TASK BRIEF
Rewrite everything from the line containing "us-flag-icon [1042, 633, 1062, 646]" down to the line containing "cell-altitude: 4,400 [1200, 251, 1263, 276]" in the records below, swapping "route-number" for "route-label" and leaving all else as it is.

--- GIVEN ENTRIES ---

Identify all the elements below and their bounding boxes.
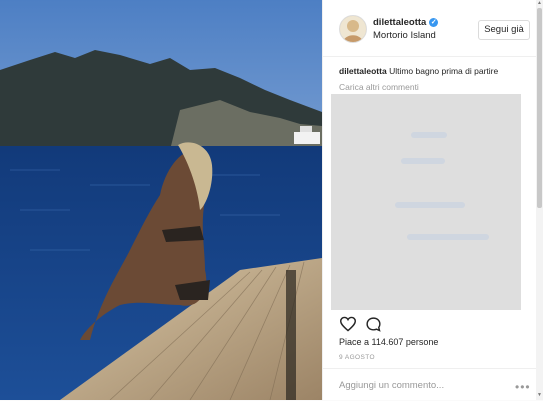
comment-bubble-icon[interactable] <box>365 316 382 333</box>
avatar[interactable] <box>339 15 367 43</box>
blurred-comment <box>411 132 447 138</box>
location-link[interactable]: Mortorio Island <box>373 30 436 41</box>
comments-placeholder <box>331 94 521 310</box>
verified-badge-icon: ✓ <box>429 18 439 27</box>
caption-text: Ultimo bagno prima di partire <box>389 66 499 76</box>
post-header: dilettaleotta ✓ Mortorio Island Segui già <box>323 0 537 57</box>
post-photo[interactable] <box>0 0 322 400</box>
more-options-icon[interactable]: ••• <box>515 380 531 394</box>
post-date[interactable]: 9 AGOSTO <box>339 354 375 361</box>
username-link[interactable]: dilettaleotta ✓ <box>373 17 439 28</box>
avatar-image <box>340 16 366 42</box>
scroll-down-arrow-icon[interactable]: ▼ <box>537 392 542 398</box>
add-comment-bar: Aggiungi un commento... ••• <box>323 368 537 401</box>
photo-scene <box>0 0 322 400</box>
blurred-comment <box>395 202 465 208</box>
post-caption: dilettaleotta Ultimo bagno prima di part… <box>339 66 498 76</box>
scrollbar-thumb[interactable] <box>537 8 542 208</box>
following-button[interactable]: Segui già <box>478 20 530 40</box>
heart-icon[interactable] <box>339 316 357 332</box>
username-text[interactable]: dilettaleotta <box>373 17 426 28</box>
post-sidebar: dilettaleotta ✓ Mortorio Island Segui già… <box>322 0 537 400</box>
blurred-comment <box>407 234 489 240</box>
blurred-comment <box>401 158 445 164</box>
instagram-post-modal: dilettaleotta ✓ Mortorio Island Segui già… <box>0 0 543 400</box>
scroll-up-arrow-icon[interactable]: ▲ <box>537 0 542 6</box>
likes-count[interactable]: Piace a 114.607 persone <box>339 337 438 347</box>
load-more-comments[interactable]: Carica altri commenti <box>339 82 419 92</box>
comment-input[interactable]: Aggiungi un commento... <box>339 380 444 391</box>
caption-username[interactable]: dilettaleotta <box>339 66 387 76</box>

---
--- GIVEN ENTRIES ---

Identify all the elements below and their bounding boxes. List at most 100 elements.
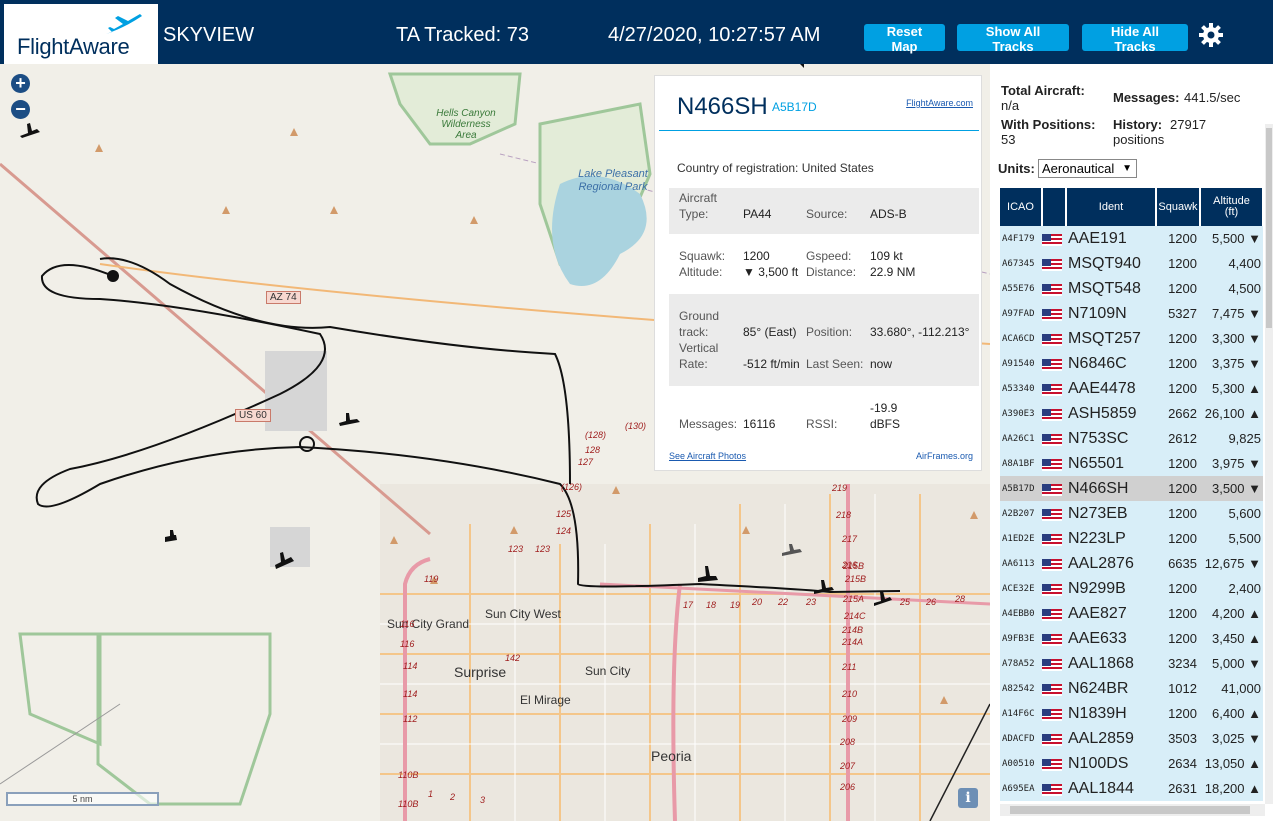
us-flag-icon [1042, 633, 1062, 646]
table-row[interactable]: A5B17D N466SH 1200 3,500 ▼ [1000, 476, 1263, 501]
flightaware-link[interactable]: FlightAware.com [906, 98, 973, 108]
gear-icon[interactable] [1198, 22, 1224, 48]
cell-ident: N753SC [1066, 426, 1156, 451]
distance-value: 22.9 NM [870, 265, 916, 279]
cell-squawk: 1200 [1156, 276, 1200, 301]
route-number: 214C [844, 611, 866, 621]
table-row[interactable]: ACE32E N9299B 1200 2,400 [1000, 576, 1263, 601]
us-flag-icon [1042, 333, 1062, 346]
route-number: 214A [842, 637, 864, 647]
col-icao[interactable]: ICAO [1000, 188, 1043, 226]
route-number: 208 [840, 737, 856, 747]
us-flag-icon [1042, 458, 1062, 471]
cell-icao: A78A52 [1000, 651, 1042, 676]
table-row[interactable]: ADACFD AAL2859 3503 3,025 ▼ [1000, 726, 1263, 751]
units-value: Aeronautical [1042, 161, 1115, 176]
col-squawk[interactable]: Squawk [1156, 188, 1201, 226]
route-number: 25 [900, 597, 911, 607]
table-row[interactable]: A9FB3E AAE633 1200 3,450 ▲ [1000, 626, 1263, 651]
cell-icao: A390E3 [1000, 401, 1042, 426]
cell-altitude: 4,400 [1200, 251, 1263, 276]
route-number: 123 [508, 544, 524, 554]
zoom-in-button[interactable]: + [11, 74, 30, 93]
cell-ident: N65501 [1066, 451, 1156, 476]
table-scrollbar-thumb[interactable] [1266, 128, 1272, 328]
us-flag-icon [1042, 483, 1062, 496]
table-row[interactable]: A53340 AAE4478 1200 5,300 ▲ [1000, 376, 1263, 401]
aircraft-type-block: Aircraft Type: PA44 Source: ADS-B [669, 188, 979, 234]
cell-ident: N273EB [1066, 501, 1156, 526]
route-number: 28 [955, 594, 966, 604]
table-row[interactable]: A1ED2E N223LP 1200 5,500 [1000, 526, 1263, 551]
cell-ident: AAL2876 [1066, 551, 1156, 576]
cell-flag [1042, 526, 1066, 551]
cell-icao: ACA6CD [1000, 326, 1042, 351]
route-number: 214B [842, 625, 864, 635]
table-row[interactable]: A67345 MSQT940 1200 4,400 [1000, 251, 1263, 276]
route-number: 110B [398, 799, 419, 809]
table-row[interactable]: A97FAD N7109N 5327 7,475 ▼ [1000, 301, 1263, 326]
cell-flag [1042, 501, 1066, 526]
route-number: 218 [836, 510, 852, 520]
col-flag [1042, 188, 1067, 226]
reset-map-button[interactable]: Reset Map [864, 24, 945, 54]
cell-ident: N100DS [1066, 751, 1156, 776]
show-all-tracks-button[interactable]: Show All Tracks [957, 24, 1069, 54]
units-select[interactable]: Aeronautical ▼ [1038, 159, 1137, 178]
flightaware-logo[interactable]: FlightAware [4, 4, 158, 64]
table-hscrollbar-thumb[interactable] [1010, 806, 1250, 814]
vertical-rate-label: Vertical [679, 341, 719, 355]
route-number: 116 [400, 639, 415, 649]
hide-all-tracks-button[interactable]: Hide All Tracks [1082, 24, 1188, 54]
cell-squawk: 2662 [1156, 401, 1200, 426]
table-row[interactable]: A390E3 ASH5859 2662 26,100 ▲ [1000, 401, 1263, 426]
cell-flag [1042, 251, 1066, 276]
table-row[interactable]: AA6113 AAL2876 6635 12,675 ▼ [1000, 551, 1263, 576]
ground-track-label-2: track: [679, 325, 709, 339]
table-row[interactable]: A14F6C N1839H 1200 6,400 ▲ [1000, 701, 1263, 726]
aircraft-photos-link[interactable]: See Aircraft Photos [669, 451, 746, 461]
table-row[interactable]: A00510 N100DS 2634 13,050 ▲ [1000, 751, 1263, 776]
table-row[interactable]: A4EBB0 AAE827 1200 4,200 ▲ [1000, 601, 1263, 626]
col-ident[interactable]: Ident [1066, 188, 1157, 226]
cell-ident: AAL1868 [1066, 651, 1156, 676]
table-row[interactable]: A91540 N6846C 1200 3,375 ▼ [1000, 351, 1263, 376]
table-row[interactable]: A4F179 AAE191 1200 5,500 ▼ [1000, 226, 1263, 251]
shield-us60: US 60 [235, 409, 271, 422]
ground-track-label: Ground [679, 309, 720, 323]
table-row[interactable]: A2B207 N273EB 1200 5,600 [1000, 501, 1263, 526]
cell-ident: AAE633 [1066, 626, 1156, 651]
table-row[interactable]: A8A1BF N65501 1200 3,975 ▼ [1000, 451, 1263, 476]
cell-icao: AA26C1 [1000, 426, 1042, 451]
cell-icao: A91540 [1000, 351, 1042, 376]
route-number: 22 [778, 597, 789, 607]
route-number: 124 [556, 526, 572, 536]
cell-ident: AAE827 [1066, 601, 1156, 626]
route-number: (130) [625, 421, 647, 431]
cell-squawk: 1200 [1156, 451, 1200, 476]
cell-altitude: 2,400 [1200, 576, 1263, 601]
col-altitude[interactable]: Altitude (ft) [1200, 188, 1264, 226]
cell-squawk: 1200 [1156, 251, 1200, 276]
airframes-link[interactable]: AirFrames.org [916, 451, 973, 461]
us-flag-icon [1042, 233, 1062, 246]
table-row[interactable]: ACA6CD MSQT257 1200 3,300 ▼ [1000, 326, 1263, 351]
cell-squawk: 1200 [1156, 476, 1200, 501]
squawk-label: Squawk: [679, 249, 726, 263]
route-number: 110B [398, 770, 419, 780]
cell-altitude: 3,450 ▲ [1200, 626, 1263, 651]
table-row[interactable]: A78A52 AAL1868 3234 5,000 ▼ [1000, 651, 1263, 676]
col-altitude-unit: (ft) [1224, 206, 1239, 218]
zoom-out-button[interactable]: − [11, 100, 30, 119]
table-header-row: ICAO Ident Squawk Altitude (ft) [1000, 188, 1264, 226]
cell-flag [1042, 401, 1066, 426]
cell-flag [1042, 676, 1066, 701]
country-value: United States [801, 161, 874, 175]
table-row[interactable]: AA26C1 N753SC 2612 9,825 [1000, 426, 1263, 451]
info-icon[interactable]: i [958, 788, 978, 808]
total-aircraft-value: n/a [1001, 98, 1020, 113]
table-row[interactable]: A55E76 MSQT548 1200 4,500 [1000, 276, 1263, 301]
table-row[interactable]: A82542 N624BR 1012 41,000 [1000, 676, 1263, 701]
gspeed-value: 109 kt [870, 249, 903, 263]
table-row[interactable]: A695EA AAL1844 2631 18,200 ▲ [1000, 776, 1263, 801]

---

TASK ANSWER
us-flag-icon [1042, 633, 1062, 646]
table-row[interactable]: A5B17D N466SH 1200 3,500 ▼ [1000, 476, 1263, 501]
flightaware-link[interactable]: FlightAware.com [906, 98, 973, 108]
gear-icon[interactable] [1198, 22, 1224, 48]
cell-ident: N753SC [1066, 426, 1156, 451]
distance-value: 22.9 NM [870, 265, 916, 279]
cell-squawk: 1200 [1156, 276, 1200, 301]
route-label: 214C [844, 611, 866, 621]
table-row[interactable]: ACE32E N9299B 1200 2,400 [1000, 576, 1263, 601]
us-flag-icon [1042, 333, 1062, 346]
route-label: 214A [842, 637, 864, 647]
col-icao[interactable]: ICAO [1000, 188, 1043, 226]
route-label: 208 [840, 737, 856, 747]
us-flag-icon [1042, 458, 1062, 471]
cell-icao: A78A52 [1000, 651, 1042, 676]
table-row[interactable]: ADACFD AAL2859 3503 3,025 ▼ [1000, 726, 1263, 751]
units-value: Aeronautical [1042, 161, 1115, 176]
col-squawk[interactable]: Squawk [1156, 188, 1201, 226]
route-label: 25 [900, 597, 911, 607]
table-row[interactable]: A9FB3E AAE633 1200 3,450 ▲ [1000, 626, 1263, 651]
cell-icao: A390E3 [1000, 401, 1042, 426]
cell-altitude: 4,400 [1200, 251, 1263, 276]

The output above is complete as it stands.